──────── TASK DATA

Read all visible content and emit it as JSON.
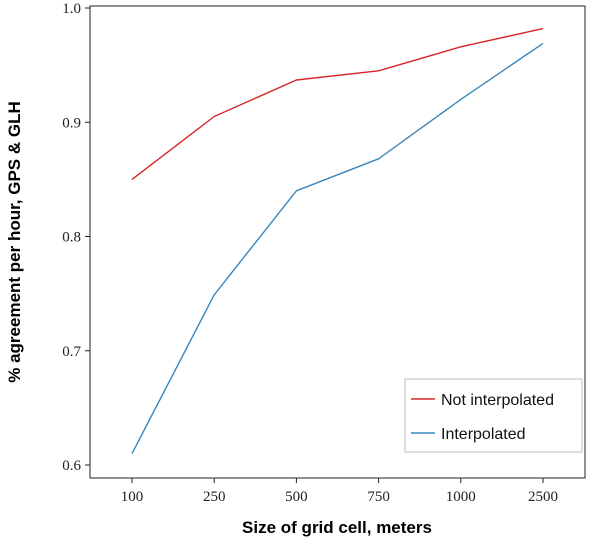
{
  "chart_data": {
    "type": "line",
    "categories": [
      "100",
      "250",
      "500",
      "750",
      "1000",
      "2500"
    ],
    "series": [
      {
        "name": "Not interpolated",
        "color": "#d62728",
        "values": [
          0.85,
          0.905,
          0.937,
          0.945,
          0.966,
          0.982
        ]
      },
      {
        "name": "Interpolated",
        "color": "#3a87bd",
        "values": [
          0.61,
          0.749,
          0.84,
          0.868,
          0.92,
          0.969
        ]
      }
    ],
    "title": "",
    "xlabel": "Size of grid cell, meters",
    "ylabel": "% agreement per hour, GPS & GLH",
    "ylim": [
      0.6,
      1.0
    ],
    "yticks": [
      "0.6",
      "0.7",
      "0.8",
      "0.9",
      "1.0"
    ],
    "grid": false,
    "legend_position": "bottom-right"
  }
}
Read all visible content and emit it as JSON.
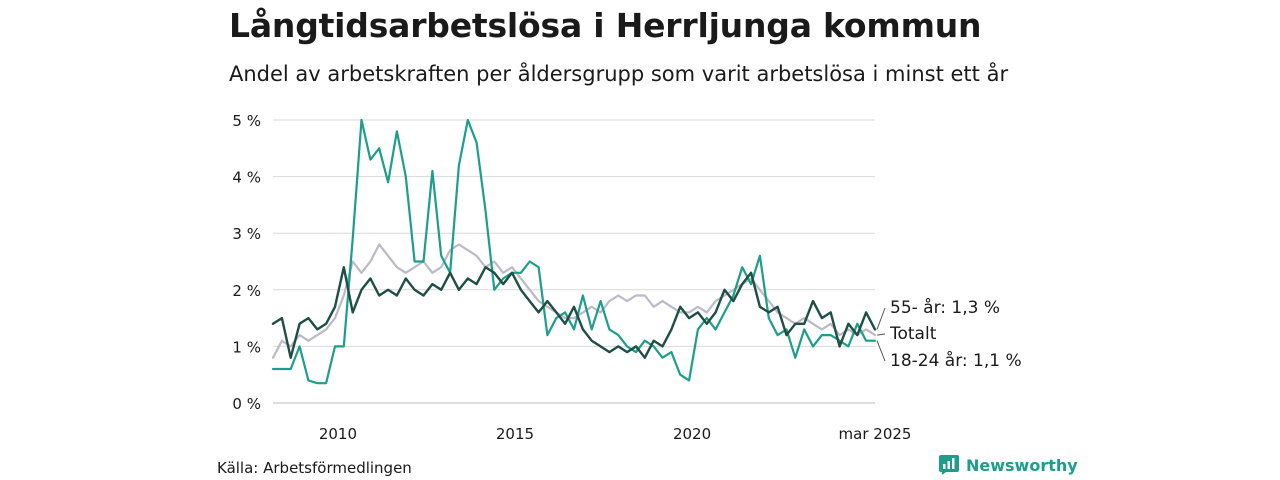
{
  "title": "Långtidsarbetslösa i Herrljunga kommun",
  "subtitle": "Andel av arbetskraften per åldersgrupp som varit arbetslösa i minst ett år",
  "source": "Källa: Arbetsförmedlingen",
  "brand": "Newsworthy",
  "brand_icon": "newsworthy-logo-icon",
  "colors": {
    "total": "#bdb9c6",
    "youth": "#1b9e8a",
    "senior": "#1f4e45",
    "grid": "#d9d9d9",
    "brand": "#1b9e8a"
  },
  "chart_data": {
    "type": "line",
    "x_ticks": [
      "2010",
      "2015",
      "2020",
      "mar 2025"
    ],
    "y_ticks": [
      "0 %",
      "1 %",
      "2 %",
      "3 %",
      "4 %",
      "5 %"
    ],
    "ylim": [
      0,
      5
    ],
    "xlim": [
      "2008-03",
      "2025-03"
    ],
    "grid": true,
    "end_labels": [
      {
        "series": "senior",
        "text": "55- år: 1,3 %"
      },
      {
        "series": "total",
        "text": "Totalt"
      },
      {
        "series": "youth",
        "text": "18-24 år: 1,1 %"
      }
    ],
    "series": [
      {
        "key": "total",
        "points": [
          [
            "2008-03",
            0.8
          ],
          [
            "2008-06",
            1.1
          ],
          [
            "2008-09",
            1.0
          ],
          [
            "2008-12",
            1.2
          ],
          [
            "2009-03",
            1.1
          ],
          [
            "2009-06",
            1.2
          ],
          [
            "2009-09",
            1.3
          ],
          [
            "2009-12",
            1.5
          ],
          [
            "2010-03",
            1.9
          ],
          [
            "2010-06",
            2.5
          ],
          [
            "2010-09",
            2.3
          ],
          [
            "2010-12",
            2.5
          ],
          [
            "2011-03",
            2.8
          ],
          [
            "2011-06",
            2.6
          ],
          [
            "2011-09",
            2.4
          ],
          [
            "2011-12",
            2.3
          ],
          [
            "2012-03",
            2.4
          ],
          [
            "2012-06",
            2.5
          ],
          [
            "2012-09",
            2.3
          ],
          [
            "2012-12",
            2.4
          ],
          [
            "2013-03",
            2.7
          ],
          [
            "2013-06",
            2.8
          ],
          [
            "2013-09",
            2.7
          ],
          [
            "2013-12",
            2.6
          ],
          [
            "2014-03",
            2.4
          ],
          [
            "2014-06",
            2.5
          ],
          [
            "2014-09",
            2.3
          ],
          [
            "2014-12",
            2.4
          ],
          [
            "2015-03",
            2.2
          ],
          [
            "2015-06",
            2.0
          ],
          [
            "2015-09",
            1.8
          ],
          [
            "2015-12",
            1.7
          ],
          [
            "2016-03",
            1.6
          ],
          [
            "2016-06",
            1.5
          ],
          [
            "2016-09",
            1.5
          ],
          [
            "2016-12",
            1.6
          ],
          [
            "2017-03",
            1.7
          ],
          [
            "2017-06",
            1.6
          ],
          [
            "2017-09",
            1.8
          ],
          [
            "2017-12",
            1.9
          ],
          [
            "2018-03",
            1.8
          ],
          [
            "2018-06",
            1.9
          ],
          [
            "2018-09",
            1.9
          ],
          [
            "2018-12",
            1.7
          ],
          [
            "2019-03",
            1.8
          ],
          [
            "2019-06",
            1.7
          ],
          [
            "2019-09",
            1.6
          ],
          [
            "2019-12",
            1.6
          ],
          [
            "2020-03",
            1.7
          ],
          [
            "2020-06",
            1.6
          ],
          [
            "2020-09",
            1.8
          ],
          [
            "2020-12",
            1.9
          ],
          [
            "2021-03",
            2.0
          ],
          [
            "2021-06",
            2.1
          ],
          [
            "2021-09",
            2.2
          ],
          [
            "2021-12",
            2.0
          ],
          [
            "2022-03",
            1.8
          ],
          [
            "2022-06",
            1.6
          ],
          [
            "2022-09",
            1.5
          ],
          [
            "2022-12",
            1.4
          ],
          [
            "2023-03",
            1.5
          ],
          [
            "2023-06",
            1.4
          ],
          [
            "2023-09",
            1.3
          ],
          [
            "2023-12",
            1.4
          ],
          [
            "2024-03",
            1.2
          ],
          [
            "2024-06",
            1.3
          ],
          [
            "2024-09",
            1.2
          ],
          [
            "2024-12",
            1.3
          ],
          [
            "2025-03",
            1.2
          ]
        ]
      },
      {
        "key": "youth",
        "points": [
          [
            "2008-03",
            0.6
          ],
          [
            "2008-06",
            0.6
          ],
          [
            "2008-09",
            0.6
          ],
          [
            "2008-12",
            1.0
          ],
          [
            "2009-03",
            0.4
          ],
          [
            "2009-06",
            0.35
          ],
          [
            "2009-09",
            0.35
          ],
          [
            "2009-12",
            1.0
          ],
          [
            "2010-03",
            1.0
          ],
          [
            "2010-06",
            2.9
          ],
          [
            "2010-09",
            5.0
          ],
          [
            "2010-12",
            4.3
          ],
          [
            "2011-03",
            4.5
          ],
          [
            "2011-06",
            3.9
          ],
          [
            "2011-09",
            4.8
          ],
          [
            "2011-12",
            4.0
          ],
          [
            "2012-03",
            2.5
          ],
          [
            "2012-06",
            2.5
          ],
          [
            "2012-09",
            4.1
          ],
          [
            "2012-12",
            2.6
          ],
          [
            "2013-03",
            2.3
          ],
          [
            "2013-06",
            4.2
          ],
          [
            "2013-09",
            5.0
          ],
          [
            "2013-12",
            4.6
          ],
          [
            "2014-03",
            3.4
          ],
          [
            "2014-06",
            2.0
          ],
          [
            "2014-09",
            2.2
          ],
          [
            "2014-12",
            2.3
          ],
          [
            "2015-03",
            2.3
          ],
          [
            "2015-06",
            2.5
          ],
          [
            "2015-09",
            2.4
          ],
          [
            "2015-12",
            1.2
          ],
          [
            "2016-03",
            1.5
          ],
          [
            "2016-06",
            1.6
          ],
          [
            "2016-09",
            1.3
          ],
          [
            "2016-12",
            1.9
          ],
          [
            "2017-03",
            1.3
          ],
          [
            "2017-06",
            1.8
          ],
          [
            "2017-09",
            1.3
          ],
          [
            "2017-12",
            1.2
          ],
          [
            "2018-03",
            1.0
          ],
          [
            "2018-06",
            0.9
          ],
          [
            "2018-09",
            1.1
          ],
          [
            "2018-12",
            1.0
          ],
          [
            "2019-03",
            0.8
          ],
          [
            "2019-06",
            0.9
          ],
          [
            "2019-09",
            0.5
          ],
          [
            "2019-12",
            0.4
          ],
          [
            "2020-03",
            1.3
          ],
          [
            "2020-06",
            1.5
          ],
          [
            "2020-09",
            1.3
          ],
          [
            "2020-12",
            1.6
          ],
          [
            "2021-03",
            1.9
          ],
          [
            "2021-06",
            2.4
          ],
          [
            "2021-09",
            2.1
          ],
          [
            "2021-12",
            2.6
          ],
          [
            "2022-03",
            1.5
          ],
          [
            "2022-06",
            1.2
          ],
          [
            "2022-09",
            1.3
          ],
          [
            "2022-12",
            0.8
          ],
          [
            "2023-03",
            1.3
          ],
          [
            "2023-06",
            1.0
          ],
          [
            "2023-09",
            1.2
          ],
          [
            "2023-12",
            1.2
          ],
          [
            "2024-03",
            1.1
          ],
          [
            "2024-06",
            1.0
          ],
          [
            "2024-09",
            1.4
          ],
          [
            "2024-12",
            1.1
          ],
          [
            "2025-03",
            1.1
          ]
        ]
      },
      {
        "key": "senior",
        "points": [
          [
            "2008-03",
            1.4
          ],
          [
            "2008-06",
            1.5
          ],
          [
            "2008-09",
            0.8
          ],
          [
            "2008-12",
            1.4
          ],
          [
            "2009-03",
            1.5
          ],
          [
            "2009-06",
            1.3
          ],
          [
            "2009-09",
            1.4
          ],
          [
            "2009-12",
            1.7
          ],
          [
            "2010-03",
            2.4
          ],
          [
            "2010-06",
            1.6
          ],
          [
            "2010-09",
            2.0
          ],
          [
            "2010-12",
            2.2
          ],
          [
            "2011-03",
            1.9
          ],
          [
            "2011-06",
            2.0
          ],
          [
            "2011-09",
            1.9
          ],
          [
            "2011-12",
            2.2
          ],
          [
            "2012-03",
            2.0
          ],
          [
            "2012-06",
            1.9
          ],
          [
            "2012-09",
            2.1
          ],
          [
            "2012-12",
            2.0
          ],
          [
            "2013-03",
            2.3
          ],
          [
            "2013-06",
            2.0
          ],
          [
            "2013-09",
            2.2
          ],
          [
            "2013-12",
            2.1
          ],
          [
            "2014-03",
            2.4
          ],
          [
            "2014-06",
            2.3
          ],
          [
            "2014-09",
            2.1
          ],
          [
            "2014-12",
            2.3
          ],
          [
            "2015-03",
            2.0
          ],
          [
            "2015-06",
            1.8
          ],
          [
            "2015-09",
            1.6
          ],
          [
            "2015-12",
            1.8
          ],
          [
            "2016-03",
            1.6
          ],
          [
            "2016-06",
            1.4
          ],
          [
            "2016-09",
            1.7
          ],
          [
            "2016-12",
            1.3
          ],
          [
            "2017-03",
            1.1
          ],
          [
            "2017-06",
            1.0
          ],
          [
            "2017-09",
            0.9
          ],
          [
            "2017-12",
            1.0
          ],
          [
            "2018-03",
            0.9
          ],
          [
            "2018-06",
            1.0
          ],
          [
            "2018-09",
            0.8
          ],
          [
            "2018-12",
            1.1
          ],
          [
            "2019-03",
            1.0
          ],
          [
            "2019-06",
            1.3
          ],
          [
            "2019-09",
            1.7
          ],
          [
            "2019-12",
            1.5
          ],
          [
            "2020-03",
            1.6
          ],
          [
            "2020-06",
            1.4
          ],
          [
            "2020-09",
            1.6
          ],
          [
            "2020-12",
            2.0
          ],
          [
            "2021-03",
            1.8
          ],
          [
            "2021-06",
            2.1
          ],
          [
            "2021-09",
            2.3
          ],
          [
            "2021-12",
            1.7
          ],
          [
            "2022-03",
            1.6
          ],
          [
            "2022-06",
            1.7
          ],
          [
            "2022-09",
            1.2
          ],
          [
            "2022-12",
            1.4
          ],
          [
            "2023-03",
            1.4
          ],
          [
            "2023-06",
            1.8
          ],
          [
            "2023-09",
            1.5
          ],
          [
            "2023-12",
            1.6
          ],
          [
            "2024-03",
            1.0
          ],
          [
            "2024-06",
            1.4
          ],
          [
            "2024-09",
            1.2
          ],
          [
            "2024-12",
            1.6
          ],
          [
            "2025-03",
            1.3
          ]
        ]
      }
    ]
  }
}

────────────────

> [EXERCISE AIM]:
Pick out all lines containing the string "youth".

> [EXERCISE RESULT]:
    "youth": "#1b9e8a",
        "series": "youth",
        "key": "youth",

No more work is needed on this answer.